# TASKS AND EXERCISES
**1)** In the passage below on sedation during cesarean delivery, rewrite the paragraph beginning "Providing moderate or deep sedation" as a short list that keeps its main facts.
**2)** Carry on the passage below on sedation during cesarean delivery, picking up after its last sentence.

# EXTRACT PROVIDED
++++++++++++++++++++

Why This  Patients with pre-existing anxiety may benefit from administration of anxiolytic medications to improve their experience. Additionally, judicious use of moderate sedation may allow the patient to avoid conversion to general anesthesia in select circumstances. 
Background  Providing moderate or deep sedation during surgical procedures performed with regional anesthesia is common in non-pregnant patients to improve comfort, allay anxiety, and produce amnesia.49 During cesarean delivery, doses of sedative-hypnotic medications are typically limited or avoided due to the maternal risks of pulmonary aspiration, respiratory depression, hypoxemia, and amnesia of the birth experience and the neonatal risks of central nervous system and/or respiratory depression and increased need for neonatal resuscitation.2 An analysis of 4,305 deliveries at one tertiary center in Israel between 2017 – 2020 found that 9.1% of patients required anxiolysis50 and a retrospective study of 1867 patients who had cesarean deliveries at a community hospital reported that 32 (1.7%) and 148 (7.9%) patients received intravenous midazolam and propofol, respectively.48  
Best Practices 
  • Discuss the plan to administer intravenous sedative medications with the patient beforehand.

++++++++++++++++++++

# SUPPLIED ENTRIES

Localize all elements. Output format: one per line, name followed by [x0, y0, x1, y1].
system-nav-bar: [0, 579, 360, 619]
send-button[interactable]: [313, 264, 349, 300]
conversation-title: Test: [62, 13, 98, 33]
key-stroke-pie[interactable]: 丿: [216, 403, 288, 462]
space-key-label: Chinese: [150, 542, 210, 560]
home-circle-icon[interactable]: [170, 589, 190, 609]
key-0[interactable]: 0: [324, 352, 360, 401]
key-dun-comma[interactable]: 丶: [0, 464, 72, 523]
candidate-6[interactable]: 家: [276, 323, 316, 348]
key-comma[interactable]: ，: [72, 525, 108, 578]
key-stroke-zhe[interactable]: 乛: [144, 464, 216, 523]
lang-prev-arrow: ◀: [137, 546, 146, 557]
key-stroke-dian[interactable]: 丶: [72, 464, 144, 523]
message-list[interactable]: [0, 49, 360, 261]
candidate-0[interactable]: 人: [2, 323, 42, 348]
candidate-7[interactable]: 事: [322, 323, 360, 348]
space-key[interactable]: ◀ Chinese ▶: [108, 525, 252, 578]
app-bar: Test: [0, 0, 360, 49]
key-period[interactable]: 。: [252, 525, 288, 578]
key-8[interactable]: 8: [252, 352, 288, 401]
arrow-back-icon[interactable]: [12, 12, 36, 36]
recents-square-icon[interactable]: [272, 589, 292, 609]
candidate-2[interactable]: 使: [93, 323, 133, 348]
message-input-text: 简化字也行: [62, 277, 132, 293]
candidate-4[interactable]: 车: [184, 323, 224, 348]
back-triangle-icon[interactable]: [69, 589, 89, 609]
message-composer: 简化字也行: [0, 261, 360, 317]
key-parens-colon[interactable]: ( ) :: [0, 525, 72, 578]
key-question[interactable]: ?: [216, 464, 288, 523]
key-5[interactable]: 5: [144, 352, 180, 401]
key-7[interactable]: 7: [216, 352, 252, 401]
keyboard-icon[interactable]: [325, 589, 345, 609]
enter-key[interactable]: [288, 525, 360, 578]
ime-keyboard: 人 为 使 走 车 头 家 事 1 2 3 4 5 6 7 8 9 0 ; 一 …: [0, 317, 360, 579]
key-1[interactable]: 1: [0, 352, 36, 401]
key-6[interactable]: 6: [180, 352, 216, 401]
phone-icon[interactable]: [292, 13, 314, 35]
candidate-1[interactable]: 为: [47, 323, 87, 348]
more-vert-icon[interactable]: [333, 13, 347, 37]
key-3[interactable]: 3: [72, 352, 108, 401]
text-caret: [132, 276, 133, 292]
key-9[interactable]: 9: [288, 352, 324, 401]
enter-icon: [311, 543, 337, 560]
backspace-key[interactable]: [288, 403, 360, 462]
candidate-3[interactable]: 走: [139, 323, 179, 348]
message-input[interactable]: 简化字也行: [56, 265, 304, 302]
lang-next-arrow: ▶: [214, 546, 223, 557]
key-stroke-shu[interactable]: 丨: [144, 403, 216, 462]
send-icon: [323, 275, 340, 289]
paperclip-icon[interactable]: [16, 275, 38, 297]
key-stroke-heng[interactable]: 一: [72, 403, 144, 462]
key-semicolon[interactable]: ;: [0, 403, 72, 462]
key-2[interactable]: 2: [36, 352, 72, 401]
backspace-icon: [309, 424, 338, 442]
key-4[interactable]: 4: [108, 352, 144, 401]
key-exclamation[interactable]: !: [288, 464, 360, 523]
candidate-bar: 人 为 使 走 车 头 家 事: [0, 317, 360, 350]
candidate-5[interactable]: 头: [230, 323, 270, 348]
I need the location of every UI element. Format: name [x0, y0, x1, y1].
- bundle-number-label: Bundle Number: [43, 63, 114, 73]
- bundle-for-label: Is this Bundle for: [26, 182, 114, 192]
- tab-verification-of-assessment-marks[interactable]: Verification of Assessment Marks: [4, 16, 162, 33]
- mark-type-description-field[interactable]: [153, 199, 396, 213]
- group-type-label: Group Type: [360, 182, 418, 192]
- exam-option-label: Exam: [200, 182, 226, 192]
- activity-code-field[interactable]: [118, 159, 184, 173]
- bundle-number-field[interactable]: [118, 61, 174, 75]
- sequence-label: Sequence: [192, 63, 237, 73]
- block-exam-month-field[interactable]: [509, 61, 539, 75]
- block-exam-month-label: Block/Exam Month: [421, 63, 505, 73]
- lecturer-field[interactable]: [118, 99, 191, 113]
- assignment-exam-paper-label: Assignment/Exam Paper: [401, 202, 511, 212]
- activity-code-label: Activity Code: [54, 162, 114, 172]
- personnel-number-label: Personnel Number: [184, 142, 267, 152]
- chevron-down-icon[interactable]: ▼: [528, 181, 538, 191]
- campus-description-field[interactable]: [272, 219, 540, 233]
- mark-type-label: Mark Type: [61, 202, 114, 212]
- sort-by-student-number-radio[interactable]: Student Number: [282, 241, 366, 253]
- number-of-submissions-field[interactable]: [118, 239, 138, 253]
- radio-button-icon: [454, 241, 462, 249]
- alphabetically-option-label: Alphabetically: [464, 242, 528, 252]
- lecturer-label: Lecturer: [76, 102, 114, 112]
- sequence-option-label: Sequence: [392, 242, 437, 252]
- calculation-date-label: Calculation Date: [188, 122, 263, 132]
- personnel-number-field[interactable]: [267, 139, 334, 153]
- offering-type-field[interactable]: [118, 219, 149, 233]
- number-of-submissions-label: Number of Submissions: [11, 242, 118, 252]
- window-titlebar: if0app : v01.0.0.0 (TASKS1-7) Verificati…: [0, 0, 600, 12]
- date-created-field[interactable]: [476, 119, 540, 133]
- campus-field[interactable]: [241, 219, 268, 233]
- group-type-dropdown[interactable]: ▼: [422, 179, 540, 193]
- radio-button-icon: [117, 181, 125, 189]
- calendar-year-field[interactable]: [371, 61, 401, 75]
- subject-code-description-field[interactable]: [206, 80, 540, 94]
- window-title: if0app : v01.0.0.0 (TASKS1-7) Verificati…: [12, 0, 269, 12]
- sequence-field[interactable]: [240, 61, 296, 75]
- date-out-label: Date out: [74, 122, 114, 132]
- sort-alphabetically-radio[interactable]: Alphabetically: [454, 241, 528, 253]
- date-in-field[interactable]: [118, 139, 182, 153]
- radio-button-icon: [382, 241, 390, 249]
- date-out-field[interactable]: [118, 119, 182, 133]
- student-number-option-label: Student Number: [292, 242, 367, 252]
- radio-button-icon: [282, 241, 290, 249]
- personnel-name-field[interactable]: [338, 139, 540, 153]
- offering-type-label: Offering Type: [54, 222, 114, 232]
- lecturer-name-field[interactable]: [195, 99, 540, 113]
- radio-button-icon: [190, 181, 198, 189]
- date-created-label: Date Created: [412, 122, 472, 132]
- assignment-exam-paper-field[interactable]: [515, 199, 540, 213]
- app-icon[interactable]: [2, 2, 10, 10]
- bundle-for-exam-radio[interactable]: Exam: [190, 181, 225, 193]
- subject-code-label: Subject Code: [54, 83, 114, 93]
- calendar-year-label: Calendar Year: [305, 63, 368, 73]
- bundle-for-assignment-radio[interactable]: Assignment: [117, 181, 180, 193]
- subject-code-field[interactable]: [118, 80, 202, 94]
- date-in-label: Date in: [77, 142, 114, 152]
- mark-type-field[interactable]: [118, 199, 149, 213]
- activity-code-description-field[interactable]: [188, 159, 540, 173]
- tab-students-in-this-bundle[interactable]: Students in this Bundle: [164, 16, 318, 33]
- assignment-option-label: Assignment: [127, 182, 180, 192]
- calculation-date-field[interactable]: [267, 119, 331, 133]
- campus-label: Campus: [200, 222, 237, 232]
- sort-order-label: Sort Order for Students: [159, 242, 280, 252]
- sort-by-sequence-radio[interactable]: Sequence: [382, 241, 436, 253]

++++++++++++++++++++

# TASK-BY-TASK OUTPUTS
**1)**
- Moderate or deep sedation during procedures under regional anesthesia is common in non-pregnant patients to improve comfort, ease anxiety, and produce amnesia.
- During cesarean delivery, sedative-hypnotic doses are usually limited or avoided.
- Maternal risks include pulmonary aspiration, respiratory depression, hypoxemia, and amnesia of the birth experience.
- Neonatal risks include central nervous system and/or respiratory depression and a greater need for resuscitation.
- At one tertiary center in Israel, 9.1% of 4,305 deliveries between 2017 and 2020 required anxiolysis.
- In a retrospective study of 1,867 cesarean deliveries at a community hospital, 32 patients (1.7%) received intravenous midazolam and 148 (7.9%) received propofol.

**2)**
    • Discussing the plan, including the risks and benefits, facilitates tailored treatment that accounts for patients’ preferences and values through shared decision-making.51
  • Titrate medications incrementally to the lowest required doses to produce desired degree of anxiolysis. 
    • The American Society of Anesthesiologists Statement on Continuum of Depth of Sedation: Definition of General Anesthesia and Levels of Sedation/Analgesia52 provides the following definitions of sedation levels:
      • Minimal sedation/anxiolysis, whereby the patient has ‘normal response to verbal stimulation’ , with respiratory and cardiovascular functions not affected is ideal. 
      • Patients with significant psychological distress and discomfort may benefit from moderate sedation/analgesia (‘Conscious Sedation’) to cope with intraoperative anxiety and discomfort, the features of which include ‘purposeful response to verbal commands, either alone or accompanied by light tactile stimulation,’ with protective airway reflexes and ventilation intact. Unwanted side effects from agents such as ketamine, include hallucination, dysphoria and uncontrolled movements may occur.53 
      • Deep sedation, where ‘patients cannot be easily aroused but respond purposefully following repeated or painful stimulation,’ may have loss of protective airway reflexes, and support required to ensure airway patency and adequate ventilation risks pulmonary aspiration of gastric contents should be avoided. 
    • Note that sedation is a continuum, and an individual patient’s response may not be predictable. Personnel providing sedation should be able and prepared to rescue patients whose level of sedation becomes deeper than initially intended. Stop administering agents should the degree of sedation become excessive.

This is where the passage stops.